Miller et al. [16] have done an analysis of a post-market complaint database for the iFuse with 5319 patients that were treated between April 2009 and January 2013. Complaints were reported in 204 (3.8%). Pain was the most commonly reported clinical complaint (n=119, 2.2%), with nerve impingement (n=48, 0.9%) and recurrent SI joint pain (n=43, 0.8%). All other clinical complaints were rare (0.2%). They reported ninety-six revision surgeries performed in 94 (1.8%) patients at a median follow-up of four (range 0–30) months. Revisions were typically performed in the early postoperative period for treatment of a symptomatic malpositioned implant (n=46, 0.9%) or to correct an improperly sized implant in an asymptomatic patient (n=10, 0.2%). Revisions in the late postoperative period were performed to treat symptom recurrence (n=34, 0.6%) or for continued pain of undetermined etiology (n=6, 0.1%).

* **Dataset**
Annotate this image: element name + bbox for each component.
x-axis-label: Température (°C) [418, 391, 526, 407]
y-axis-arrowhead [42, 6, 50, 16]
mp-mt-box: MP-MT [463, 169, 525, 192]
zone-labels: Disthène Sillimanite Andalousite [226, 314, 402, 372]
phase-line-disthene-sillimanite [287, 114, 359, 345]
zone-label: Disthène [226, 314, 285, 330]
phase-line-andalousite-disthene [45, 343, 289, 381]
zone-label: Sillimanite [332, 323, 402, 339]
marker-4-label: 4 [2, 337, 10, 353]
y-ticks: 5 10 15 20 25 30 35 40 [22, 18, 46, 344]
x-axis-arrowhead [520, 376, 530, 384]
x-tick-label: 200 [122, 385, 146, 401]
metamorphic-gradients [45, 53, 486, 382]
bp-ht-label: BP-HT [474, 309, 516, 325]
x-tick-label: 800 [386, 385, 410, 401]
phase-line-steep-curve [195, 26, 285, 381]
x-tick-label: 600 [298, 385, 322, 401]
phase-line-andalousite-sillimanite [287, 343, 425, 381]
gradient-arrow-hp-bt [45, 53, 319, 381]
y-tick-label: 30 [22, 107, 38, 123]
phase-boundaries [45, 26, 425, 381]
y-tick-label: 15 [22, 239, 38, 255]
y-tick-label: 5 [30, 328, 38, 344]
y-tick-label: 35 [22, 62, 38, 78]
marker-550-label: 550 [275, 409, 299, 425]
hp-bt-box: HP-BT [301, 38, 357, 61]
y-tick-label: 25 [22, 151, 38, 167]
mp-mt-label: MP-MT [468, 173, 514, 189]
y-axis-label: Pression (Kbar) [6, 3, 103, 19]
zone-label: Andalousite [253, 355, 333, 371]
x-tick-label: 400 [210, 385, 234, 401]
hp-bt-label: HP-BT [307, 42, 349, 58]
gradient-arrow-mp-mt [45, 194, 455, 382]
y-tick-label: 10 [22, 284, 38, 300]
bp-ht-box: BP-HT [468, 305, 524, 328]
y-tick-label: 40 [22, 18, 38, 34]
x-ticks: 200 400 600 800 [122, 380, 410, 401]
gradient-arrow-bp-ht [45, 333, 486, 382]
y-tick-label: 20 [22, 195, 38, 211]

* **Your goal**
Write a continuation of the text on post-market complaints and revisions for the iFuse implant. The entries have no connection to the text on iFuse complaint and revision data.

* **Exercise result**
Ledonio et al. [18] have compared 39 patients, of whom 22 underwent open and 17 underwent minimally invasive SI joint fusion and both resulted in statistically and clinically significant improvement for patients with degenerative SI pain refractory to non-operative management. However, the number of patients reaching the minimally clinically important difference and those showing overall improvement were greater in the minimally invasive surgery group. The same author recently have published another paper [31] with 63 patients prospectively studied (open: 36; MIS: 27) who underwent SI joint fusion with minimum 1-year follow-up. Their results have shown that patients in the open group had a higher mean estimated blood loss (681 ml versus 41 ml, p<0.001). Mean surgical time and length of stay were shorter in the MIS group than in the open group (68 minutes versus 128 minutes and 3.3 days versus 2 days, p<0.001 for both). But with the numbers available, mean postoperative ODI scores were not different between groups (47% versus 54%, p=0.272). They concluded that the study size was relatively small and it is possible that the study was underpowered.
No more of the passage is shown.